*To be done*: Look for the word "Vibrate" in the entries below, then copy every line that has it.

· · · ·

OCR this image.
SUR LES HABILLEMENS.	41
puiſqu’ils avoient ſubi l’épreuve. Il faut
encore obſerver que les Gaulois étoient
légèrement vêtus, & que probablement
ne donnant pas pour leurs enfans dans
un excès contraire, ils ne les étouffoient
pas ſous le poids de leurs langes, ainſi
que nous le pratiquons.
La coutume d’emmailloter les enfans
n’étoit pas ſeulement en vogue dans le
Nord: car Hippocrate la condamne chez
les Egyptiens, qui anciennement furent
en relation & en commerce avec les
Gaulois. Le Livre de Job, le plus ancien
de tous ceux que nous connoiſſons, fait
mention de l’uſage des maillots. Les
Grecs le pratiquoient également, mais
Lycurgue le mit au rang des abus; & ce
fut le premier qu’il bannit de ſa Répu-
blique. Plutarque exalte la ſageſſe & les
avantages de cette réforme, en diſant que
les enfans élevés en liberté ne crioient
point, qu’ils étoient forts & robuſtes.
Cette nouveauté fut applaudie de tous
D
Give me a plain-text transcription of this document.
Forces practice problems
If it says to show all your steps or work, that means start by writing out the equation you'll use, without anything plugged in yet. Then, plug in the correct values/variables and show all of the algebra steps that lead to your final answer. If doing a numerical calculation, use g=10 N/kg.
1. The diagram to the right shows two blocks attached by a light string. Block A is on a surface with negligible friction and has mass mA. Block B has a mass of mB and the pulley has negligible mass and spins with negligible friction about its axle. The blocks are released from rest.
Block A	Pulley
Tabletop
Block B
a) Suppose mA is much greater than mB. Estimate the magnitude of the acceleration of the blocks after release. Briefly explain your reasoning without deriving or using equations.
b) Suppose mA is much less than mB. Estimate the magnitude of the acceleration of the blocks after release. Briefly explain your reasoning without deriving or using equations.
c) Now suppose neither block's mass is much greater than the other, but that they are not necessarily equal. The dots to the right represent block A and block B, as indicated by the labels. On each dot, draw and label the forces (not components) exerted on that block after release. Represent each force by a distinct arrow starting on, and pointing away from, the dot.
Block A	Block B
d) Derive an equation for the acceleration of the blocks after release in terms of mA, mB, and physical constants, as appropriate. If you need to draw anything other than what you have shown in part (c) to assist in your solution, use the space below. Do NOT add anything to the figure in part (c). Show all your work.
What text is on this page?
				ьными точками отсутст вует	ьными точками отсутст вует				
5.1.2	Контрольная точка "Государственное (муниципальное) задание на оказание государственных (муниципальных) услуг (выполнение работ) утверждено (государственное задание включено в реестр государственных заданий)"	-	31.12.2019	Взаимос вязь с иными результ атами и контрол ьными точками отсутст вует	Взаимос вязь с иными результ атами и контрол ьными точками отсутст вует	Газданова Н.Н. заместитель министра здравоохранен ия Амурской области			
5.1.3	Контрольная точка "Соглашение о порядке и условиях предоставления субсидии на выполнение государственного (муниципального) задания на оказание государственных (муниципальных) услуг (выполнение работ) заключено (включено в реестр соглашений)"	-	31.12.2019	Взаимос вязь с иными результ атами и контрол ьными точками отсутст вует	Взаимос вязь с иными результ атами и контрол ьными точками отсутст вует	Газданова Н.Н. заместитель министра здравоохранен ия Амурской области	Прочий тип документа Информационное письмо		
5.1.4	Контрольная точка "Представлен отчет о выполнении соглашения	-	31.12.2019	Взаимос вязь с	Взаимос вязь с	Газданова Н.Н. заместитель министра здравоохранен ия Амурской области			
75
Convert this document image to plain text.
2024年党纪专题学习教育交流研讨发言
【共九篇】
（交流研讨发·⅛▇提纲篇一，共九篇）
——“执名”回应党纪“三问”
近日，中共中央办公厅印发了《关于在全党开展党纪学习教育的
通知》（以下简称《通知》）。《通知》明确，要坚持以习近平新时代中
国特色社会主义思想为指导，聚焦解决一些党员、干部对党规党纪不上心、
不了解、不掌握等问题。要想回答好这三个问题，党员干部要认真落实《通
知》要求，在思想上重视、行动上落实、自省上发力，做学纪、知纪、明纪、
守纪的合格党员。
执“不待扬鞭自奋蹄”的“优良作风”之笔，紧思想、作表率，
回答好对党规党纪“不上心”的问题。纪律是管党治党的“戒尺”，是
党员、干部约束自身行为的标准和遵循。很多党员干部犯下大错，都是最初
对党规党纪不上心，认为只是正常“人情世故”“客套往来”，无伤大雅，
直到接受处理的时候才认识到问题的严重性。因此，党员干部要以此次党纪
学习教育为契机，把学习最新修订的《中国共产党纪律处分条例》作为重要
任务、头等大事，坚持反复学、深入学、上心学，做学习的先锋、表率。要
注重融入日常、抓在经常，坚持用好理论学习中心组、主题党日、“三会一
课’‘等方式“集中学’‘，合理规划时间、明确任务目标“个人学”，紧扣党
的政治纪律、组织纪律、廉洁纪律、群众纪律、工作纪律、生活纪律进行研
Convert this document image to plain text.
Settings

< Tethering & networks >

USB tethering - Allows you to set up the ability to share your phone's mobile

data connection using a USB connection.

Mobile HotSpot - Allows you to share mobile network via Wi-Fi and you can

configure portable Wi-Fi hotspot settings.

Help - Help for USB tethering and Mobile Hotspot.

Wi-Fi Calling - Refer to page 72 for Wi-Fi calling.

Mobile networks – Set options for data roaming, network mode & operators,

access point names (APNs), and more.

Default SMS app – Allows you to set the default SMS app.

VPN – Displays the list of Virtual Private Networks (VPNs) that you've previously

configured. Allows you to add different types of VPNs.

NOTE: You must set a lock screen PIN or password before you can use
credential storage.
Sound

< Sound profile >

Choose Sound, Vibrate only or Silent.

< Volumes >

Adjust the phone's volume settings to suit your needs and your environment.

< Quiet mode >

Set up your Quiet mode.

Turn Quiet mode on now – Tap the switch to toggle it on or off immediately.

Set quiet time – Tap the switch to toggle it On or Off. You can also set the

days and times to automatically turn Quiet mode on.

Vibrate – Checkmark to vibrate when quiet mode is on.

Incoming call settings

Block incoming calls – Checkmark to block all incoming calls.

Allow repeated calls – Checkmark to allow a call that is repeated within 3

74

· · · ·

*Answer for this exercise*:
Choose Sound, Vibrate only or Silent.
Vibrate – Checkmark to vibrate when quiet mode is on.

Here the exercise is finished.